- [Problem to solve] Write out the listing below word for word, leaving out the pictures.

- [Material to process]

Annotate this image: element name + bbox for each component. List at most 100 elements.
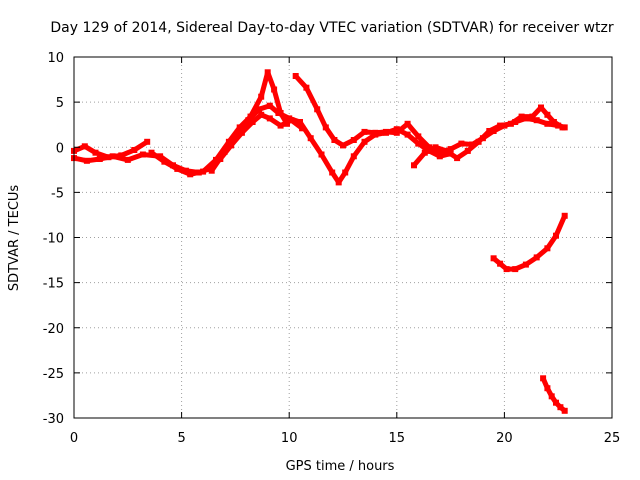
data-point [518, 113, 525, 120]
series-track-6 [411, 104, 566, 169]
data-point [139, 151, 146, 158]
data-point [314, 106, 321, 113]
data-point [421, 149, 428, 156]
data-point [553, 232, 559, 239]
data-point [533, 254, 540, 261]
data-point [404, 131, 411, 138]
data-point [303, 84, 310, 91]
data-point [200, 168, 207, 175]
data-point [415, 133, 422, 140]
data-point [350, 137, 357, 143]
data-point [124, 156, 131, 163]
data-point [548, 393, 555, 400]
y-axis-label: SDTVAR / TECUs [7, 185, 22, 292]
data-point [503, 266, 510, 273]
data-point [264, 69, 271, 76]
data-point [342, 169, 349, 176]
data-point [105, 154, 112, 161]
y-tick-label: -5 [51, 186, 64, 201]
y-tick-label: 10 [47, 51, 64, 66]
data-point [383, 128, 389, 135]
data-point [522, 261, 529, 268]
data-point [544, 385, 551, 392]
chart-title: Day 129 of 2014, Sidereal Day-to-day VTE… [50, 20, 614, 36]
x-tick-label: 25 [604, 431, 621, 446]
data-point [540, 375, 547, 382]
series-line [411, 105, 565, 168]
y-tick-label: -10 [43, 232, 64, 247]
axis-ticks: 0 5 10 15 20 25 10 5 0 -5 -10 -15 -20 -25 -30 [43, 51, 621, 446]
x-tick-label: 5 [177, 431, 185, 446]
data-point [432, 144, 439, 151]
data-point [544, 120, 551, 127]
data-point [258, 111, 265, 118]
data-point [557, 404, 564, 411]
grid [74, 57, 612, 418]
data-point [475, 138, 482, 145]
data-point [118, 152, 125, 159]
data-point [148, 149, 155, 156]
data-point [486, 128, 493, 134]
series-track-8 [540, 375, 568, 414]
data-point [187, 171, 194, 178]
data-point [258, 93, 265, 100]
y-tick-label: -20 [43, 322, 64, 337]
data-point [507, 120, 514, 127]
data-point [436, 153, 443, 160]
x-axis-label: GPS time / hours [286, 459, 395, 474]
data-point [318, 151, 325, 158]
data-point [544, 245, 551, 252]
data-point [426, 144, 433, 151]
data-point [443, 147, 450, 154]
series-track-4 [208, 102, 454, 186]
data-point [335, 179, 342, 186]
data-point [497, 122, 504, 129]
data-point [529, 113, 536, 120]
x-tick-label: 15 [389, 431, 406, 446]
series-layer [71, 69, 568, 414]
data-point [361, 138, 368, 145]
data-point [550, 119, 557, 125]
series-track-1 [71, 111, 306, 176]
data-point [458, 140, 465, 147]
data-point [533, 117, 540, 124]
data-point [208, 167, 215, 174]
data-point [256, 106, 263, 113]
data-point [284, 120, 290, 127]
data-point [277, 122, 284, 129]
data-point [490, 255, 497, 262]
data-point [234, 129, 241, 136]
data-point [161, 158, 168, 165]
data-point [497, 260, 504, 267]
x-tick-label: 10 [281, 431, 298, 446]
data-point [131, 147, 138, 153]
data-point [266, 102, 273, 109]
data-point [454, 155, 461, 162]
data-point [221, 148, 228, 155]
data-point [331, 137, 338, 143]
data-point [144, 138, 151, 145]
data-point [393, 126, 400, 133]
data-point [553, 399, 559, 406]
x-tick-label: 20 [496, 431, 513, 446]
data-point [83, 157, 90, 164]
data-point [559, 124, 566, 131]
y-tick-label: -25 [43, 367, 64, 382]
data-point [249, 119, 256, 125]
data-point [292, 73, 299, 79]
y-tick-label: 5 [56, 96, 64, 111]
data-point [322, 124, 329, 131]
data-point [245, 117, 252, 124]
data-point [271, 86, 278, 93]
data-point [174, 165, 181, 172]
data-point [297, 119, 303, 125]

- [Worked answer]
Annotate this image: element name + bbox for each component. List at most 100 elements.
data-point [518, 113, 525, 120]
series-track-6 [411, 104, 566, 169]
data-point [139, 151, 146, 158]
data-point [314, 106, 321, 113]
data-point [421, 149, 428, 156]
data-point [553, 232, 559, 239]
data-point [533, 254, 540, 261]
data-point [404, 131, 411, 138]
data-point [303, 84, 310, 91]
data-point [200, 168, 207, 175]
data-point [415, 133, 422, 140]
data-point [350, 137, 357, 143]
data-point [124, 156, 131, 163]
data-point [548, 393, 555, 400]
y-axis-label: SDTVAR / TECUs [7, 185, 22, 292]
data-point [503, 266, 510, 273]
data-point [264, 69, 271, 76]
data-point [342, 169, 349, 176]
data-point [105, 154, 112, 161]
y-tick-label: -5 [51, 186, 64, 201]
y-tick-label: 10 [47, 51, 64, 66]
data-point [383, 128, 389, 135]
data-point [522, 261, 529, 268]
data-point [544, 385, 551, 392]
chart-title: Day 129 of 2014, Sidereal Day-to-day VTE… [50, 20, 614, 36]
x-tick-label: 25 [604, 431, 621, 446]
data-point [540, 375, 547, 382]
series-line [411, 105, 565, 168]
y-tick-label: -10 [43, 232, 64, 247]
axis-ticks: 0 5 10 15 20 25 10 5 0 -5 -10 -15 -20 -25 -30 [43, 51, 621, 446]
x-tick-label: 5 [177, 431, 185, 446]
data-point [432, 144, 439, 151]
data-point [544, 120, 551, 127]
data-point [258, 111, 265, 118]
data-point [557, 404, 564, 411]
grid [74, 57, 612, 418]
data-point [475, 138, 482, 145]
data-point [118, 152, 125, 159]
data-point [148, 149, 155, 156]
data-point [486, 128, 493, 134]
series-track-8 [540, 375, 568, 414]
data-point [187, 171, 194, 178]
data-point [258, 93, 265, 100]
y-tick-label: -20 [43, 322, 64, 337]
data-point [507, 120, 514, 127]
data-point [436, 153, 443, 160]
x-axis-label: GPS time / hours [286, 459, 395, 474]
data-point [318, 151, 325, 158]
data-point [544, 245, 551, 252]
data-point [426, 144, 433, 151]
data-point [443, 147, 450, 154]
series-track-4 [208, 102, 454, 186]
data-point [335, 179, 342, 186]
data-point [497, 122, 504, 129]
data-point [529, 113, 536, 120]
x-tick-label: 15 [389, 431, 406, 446]
series-layer [71, 69, 568, 414]
data-point [361, 138, 368, 145]
data-point [550, 119, 557, 125]
series-track-1 [71, 111, 306, 176]
data-point [458, 140, 465, 147]
data-point [533, 117, 540, 124]
data-point [208, 167, 215, 174]
data-point [256, 106, 263, 113]
data-point [284, 120, 290, 127]
data-point [277, 122, 284, 129]
data-point [490, 255, 497, 262]
data-point [234, 129, 241, 136]
data-point [161, 158, 168, 165]
data-point [497, 260, 504, 267]
x-tick-label: 10 [281, 431, 298, 446]
data-point [131, 147, 138, 153]
data-point [266, 102, 273, 109]
data-point [454, 155, 461, 162]
data-point [221, 148, 228, 155]
data-point [331, 137, 338, 143]
data-point [144, 138, 151, 145]
data-point [393, 126, 400, 133]
data-point [553, 399, 559, 406]
x-tick-label: 20 [496, 431, 513, 446]
data-point [83, 157, 90, 164]
data-point [559, 124, 566, 131]
y-tick-label: -25 [43, 367, 64, 382]
data-point [249, 119, 256, 125]
data-point [292, 73, 299, 79]
y-tick-label: 5 [56, 96, 64, 111]
data-point [322, 124, 329, 131]
data-point [245, 117, 252, 124]
data-point [271, 86, 278, 93]
data-point [174, 165, 181, 172]
data-point [297, 119, 303, 125]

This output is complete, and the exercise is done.